_WHAT IS ASKED:_ Reproduce all of the data word for word.

________________________________________

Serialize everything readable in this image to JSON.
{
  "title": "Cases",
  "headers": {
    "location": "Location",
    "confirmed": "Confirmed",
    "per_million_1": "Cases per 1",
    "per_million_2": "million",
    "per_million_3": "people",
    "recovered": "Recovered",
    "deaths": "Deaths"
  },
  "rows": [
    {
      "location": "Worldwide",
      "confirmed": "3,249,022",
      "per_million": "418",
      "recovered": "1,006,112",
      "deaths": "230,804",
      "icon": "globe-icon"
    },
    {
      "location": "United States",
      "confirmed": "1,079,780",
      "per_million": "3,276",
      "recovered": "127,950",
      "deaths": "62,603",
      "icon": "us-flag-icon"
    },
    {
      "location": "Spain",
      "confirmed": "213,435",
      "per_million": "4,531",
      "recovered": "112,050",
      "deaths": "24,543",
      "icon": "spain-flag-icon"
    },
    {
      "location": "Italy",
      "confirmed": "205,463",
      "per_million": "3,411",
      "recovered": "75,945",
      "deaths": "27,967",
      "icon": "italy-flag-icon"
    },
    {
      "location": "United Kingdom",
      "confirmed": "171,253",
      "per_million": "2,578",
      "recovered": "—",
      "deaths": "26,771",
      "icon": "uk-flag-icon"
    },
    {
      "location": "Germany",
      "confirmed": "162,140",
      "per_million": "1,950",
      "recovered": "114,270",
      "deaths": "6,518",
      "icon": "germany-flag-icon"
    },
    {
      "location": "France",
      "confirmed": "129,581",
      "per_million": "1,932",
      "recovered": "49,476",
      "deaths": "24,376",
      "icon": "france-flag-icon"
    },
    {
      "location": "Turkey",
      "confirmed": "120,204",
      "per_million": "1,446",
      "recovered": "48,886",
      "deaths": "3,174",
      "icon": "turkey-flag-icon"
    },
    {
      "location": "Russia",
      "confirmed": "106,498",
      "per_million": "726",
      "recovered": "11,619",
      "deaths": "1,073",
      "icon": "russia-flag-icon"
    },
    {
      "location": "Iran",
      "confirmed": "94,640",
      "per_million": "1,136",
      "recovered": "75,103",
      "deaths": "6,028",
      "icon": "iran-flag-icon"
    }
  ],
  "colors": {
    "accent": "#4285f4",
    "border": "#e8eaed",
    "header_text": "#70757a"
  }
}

________________________________________

_TASK RESULT:_
Serialize everything readable in this image to JSON.
{
  "title": "Cases",
  "headers": {
    "location": "Location",
    "confirmed": "Confirmed",
    "per_million_1": "Cases per 1",
    "per_million_2": "million",
    "per_million_3": "people",
    "recovered": "Recovered",
    "deaths": "Deaths"
  },
  "rows": [
    {
      "location": "Worldwide",
      "confirmed": "3,249,022",
      "per_million": "418",
      "recovered": "1,006,112",
      "deaths": "230,804",
      "icon": "globe-icon"
    },
    {
      "location": "United States",
      "confirmed": "1,079,780",
      "per_million": "3,276",
      "recovered": "127,950",
      "deaths": "62,603",
      "icon": "us-flag-icon"
    },
    {
      "location": "Spain",
      "confirmed": "213,435",
      "per_million": "4,531",
      "recovered": "112,050",
      "deaths": "24,543",
      "icon": "spain-flag-icon"
    },
    {
      "location": "Italy",
      "confirmed": "205,463",
      "per_million": "3,411",
      "recovered": "75,945",
      "deaths": "27,967",
      "icon": "italy-flag-icon"
    },
    {
      "location": "United Kingdom",
      "confirmed": "171,253",
      "per_million": "2,578",
      "recovered": "—",
      "deaths": "26,771",
      "icon": "uk-flag-icon"
    },
    {
      "location": "Germany",
      "confirmed": "162,140",
      "per_million": "1,950",
      "recovered": "114,270",
      "deaths": "6,518",
      "icon": "germany-flag-icon"
    },
    {
      "location": "France",
      "confirmed": "129,581",
      "per_million": "1,932",
      "recovered": "49,476",
      "deaths": "24,376",
      "icon": "france-flag-icon"
    },
    {
      "location": "Turkey",
      "confirmed": "120,204",
      "per_million": "1,446",
      "recovered": "48,886",
      "deaths": "3,174",
      "icon": "turkey-flag-icon"
    },
    {
      "location": "Russia",
      "confirmed": "106,498",
      "per_million": "726",
      "recovered": "11,619",
      "deaths": "1,073",
      "icon": "russia-flag-icon"
    },
    {
      "location": "Iran",
      "confirmed": "94,640",
      "per_million": "1,136",
      "recovered": "75,103",
      "deaths": "6,028",
      "icon": "iran-flag-icon"
    }
  ],
  "colors": {
    "accent": "#4285f4",
    "border": "#e8eaed",
    "header_text": "#70757a"
  }
}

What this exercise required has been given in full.